-- Start of Material supplied --

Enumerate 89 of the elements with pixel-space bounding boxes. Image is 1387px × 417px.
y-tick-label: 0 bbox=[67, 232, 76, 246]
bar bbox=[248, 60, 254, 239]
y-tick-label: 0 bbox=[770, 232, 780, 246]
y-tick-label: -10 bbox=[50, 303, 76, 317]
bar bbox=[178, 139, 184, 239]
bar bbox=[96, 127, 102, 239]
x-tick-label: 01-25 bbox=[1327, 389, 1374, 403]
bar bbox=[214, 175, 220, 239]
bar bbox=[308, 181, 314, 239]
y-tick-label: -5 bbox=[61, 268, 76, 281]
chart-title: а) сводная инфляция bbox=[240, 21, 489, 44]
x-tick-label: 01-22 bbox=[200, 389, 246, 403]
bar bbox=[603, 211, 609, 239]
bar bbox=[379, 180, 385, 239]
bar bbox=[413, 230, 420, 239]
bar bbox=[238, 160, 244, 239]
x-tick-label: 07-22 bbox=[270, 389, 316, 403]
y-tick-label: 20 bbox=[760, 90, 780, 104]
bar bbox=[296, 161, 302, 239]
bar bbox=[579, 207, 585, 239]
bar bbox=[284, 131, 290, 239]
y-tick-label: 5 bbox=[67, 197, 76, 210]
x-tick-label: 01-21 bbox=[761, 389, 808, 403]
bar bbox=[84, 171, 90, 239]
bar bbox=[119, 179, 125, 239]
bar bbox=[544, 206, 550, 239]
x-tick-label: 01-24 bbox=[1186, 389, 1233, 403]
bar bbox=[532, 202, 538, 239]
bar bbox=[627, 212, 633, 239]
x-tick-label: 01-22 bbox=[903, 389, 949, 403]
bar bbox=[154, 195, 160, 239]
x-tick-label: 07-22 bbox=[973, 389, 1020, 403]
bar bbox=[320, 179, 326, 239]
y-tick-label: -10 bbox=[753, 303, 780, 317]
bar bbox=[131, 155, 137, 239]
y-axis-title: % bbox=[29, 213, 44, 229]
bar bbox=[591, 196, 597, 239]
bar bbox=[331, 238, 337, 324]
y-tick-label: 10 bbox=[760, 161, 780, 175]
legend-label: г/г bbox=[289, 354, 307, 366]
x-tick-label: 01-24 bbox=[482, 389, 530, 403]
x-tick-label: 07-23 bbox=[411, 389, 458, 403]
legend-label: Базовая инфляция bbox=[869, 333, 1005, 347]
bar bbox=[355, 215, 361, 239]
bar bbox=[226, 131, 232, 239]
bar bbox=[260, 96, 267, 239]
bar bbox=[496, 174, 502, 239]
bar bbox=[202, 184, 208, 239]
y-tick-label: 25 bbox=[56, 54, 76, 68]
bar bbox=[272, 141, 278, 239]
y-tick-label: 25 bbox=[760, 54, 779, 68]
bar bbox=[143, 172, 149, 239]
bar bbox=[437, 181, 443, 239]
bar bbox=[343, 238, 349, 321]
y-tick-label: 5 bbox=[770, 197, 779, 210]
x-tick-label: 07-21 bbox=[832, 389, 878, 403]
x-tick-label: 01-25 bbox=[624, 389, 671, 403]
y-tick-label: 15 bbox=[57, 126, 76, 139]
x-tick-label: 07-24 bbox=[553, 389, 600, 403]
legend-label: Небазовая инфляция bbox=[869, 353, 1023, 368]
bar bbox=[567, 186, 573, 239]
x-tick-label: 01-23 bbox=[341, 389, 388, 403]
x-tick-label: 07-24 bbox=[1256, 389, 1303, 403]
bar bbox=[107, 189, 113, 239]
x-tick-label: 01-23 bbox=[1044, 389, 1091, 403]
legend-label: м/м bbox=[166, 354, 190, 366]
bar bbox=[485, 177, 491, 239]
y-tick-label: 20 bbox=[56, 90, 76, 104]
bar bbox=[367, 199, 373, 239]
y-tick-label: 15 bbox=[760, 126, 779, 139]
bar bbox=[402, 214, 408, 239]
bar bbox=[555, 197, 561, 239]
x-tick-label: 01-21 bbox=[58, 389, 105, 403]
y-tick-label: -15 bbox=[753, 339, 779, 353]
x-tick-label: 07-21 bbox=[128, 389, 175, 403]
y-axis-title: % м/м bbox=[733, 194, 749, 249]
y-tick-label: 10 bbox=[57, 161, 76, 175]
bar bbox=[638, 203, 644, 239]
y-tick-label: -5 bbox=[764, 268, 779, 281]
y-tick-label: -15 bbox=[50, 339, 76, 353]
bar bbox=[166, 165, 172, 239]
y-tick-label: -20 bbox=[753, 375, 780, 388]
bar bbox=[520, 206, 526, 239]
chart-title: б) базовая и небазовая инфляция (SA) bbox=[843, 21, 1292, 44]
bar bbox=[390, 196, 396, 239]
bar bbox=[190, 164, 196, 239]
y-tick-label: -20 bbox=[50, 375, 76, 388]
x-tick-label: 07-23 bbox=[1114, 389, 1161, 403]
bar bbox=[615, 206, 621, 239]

-- End of Material supplied --

◆ Given instruction
Return the lines of the material above unchanged, from its first line through the line containing "bar bbox=[284, 131, 290, 239]", including both.

◆ Finished exercise
Enumerate 89 of the elements with pixel-space bounding boxes. Image is 1387px × 417px.
y-tick-label: 0 bbox=[67, 232, 76, 246]
bar bbox=[248, 60, 254, 239]
y-tick-label: 0 bbox=[770, 232, 780, 246]
y-tick-label: -10 bbox=[50, 303, 76, 317]
bar bbox=[178, 139, 184, 239]
bar bbox=[96, 127, 102, 239]
x-tick-label: 01-25 bbox=[1327, 389, 1374, 403]
bar bbox=[214, 175, 220, 239]
bar bbox=[308, 181, 314, 239]
y-tick-label: -5 bbox=[61, 268, 76, 281]
chart-title: а) сводная инфляция bbox=[240, 21, 489, 44]
x-tick-label: 01-22 bbox=[200, 389, 246, 403]
bar bbox=[603, 211, 609, 239]
bar bbox=[379, 180, 385, 239]
bar bbox=[413, 230, 420, 239]
bar bbox=[238, 160, 244, 239]
x-tick-label: 07-22 bbox=[270, 389, 316, 403]
y-tick-label: 20 bbox=[760, 90, 780, 104]
bar bbox=[296, 161, 302, 239]
bar bbox=[579, 207, 585, 239]
bar bbox=[284, 131, 290, 239]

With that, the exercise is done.